[TASK GOAL]
Give the total number of lines with the word "content" in them, and no other words.

[ENTRIES SHOWN]
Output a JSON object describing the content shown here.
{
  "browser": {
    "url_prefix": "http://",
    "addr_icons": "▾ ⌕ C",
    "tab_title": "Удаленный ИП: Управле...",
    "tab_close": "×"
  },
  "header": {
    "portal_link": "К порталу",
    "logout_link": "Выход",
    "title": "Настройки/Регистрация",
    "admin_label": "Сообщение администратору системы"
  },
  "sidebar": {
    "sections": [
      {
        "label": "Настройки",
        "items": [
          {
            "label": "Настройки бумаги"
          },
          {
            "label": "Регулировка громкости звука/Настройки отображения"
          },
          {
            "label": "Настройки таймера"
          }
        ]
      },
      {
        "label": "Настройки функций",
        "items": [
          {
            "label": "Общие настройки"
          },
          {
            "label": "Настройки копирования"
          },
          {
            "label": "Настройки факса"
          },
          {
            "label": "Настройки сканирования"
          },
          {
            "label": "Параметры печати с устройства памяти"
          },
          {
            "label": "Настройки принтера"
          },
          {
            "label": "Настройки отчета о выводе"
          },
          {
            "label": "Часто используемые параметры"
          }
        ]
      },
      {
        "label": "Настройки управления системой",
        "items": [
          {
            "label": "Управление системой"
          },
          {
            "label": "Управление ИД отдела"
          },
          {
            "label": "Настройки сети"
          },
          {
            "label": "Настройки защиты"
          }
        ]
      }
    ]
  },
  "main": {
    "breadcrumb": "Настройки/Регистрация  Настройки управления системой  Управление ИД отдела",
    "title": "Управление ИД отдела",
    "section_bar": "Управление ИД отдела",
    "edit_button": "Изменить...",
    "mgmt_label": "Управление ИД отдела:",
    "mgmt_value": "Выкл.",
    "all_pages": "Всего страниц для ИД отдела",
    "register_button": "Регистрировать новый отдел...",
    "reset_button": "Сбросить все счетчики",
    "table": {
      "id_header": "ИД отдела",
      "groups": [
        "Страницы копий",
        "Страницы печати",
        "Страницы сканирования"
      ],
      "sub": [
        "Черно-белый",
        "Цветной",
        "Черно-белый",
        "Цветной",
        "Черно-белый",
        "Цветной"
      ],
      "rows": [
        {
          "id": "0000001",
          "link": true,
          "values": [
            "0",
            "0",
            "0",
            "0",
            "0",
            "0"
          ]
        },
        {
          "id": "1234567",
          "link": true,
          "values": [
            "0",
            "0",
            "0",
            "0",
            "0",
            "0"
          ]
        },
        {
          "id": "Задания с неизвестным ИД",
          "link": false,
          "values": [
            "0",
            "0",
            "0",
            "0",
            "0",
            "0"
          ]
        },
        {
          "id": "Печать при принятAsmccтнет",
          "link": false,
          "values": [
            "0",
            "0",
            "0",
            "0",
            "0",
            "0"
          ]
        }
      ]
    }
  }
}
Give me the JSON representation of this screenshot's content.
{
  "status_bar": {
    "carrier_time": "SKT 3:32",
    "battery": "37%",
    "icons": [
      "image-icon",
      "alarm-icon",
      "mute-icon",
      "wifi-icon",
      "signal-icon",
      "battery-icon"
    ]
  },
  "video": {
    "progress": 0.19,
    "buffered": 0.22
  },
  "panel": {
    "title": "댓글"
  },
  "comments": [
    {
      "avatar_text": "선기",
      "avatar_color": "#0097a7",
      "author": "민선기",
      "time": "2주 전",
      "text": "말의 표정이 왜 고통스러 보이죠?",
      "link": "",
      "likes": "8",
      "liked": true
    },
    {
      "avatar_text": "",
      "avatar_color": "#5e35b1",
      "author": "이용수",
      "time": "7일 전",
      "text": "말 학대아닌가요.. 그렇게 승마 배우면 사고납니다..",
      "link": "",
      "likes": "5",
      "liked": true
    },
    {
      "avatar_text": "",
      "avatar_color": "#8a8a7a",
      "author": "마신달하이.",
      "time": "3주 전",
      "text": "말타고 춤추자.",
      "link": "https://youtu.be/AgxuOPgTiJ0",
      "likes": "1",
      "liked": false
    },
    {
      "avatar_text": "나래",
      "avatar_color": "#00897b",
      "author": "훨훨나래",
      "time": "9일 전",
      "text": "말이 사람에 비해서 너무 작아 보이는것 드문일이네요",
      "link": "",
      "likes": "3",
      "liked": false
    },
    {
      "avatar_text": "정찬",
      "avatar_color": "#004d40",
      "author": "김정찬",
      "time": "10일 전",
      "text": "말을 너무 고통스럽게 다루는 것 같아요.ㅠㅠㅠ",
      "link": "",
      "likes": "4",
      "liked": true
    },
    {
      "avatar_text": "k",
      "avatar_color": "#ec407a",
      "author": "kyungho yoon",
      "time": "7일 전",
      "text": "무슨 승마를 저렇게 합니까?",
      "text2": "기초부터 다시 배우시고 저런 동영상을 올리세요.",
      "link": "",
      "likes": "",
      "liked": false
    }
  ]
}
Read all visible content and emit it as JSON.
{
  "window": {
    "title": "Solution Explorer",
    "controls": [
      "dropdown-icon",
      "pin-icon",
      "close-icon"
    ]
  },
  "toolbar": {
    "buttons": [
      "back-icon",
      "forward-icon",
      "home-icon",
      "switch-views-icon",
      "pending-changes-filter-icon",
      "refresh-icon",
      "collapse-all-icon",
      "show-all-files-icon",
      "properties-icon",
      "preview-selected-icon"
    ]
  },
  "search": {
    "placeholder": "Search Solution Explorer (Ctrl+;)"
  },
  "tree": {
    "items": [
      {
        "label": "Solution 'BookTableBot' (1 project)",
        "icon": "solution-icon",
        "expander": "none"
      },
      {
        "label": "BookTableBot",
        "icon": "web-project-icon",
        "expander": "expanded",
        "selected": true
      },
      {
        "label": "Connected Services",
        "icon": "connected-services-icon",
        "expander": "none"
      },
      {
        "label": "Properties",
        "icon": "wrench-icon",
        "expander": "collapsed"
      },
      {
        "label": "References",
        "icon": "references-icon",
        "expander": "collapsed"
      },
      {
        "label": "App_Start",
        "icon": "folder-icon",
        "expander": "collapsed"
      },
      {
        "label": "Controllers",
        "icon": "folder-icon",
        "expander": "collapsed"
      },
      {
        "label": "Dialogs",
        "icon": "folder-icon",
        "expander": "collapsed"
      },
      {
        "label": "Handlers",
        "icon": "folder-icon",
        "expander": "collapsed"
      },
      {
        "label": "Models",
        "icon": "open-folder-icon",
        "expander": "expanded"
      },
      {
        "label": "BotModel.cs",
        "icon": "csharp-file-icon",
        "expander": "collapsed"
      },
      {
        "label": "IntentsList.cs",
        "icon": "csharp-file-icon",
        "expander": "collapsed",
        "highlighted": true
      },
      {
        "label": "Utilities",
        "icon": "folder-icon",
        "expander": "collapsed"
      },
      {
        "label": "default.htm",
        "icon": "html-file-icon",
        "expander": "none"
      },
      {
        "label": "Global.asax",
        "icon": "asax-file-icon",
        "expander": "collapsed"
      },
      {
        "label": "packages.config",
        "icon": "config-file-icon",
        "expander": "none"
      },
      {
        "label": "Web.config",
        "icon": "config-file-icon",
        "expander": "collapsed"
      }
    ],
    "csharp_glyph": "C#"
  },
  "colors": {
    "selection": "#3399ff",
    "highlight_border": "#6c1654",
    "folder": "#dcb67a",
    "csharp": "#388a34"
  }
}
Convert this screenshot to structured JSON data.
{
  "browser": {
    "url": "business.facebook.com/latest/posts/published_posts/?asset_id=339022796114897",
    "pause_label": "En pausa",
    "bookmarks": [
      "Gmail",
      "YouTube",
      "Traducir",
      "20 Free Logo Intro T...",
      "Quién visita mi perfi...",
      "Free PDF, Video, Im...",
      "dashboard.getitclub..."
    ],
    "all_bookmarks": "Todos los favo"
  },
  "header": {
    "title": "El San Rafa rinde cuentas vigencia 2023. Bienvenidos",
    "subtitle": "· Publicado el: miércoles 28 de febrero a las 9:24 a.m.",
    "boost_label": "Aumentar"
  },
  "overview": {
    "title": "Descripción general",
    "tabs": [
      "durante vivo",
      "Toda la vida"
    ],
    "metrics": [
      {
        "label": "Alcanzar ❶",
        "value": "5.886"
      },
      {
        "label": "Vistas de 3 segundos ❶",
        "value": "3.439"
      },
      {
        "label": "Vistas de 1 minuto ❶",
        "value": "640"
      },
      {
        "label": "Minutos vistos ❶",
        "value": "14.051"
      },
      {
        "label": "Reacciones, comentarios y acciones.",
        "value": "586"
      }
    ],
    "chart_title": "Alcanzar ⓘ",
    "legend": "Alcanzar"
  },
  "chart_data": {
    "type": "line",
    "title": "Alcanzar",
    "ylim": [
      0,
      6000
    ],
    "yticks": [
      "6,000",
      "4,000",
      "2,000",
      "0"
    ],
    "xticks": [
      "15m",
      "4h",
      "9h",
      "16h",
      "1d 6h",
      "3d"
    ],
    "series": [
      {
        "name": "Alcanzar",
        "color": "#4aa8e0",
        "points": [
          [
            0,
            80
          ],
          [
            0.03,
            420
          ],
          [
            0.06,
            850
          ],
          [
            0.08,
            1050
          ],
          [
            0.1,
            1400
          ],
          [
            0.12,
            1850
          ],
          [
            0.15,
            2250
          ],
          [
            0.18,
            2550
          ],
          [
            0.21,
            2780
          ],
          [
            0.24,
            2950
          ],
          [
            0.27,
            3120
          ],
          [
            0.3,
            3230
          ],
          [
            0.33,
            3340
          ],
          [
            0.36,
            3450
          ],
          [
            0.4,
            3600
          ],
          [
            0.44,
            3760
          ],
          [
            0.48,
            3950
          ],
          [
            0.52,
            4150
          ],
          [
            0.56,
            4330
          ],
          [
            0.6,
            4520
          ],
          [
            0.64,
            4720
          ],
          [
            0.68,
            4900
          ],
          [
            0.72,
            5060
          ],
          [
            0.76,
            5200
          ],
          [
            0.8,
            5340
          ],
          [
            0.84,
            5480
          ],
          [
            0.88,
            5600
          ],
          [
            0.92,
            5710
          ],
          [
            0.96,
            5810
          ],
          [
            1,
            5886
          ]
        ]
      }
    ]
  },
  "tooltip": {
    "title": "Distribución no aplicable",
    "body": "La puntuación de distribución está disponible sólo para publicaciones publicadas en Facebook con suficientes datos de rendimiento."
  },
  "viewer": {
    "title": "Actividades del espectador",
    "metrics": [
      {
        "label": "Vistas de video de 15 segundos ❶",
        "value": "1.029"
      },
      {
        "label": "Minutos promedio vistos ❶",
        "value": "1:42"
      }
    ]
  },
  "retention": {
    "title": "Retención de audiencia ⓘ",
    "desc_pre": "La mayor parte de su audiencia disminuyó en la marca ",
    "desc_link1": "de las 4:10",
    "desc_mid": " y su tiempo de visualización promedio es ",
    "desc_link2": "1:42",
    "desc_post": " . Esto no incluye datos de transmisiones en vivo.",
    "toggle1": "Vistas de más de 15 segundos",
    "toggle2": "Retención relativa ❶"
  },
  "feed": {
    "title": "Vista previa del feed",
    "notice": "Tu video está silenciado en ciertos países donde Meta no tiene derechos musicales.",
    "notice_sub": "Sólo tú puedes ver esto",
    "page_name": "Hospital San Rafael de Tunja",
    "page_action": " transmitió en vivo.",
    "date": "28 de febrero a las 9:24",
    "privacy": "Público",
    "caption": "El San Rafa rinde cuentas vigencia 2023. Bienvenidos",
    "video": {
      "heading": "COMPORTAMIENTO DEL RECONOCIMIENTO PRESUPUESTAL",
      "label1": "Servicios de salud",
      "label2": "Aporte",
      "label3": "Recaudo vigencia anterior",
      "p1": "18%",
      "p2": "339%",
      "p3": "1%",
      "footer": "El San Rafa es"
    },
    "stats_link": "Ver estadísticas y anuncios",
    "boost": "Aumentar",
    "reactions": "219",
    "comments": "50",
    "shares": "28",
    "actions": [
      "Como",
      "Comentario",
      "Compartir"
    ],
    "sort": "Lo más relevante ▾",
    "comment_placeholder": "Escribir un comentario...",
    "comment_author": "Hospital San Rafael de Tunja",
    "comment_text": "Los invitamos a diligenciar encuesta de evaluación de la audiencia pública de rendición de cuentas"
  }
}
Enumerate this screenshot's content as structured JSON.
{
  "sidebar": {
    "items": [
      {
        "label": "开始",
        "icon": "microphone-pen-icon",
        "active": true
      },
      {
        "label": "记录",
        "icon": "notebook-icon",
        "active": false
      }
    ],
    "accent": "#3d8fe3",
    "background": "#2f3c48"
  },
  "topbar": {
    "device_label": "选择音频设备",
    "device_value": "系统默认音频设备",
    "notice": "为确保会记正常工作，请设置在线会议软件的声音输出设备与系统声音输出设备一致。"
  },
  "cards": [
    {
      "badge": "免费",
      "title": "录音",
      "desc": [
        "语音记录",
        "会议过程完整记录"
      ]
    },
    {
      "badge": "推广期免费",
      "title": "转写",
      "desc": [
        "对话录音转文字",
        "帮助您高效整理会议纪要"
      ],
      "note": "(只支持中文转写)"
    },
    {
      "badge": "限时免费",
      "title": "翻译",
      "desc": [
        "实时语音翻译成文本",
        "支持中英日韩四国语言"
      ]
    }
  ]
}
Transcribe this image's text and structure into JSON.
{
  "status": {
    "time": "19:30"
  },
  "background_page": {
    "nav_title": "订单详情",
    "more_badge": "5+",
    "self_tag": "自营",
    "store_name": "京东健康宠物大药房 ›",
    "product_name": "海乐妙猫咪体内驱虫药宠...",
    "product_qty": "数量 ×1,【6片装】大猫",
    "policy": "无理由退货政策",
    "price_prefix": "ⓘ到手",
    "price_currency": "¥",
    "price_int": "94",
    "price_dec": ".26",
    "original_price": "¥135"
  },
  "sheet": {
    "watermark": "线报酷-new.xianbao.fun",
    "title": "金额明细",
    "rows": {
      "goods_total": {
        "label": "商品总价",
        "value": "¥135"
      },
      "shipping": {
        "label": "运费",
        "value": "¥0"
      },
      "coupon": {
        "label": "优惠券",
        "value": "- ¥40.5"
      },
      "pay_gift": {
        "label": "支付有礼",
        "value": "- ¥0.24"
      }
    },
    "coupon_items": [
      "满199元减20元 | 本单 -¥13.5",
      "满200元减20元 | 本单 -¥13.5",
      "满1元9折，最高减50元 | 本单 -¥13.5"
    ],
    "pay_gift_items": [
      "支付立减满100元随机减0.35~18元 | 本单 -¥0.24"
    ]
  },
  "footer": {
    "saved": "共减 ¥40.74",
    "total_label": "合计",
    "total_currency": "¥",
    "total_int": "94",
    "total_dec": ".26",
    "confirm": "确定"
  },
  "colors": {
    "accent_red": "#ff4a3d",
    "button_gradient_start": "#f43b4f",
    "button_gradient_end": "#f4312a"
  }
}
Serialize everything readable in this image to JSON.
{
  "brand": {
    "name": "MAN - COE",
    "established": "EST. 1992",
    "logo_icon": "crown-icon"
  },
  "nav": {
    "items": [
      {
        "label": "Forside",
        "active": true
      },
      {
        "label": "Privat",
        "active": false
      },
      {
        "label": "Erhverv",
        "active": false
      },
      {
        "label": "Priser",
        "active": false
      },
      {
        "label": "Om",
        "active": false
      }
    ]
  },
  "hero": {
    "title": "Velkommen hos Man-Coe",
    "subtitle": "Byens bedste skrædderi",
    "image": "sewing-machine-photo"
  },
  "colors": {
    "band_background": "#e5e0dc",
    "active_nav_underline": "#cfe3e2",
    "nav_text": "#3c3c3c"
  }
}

[RESULT OF THE EXERCISE]
4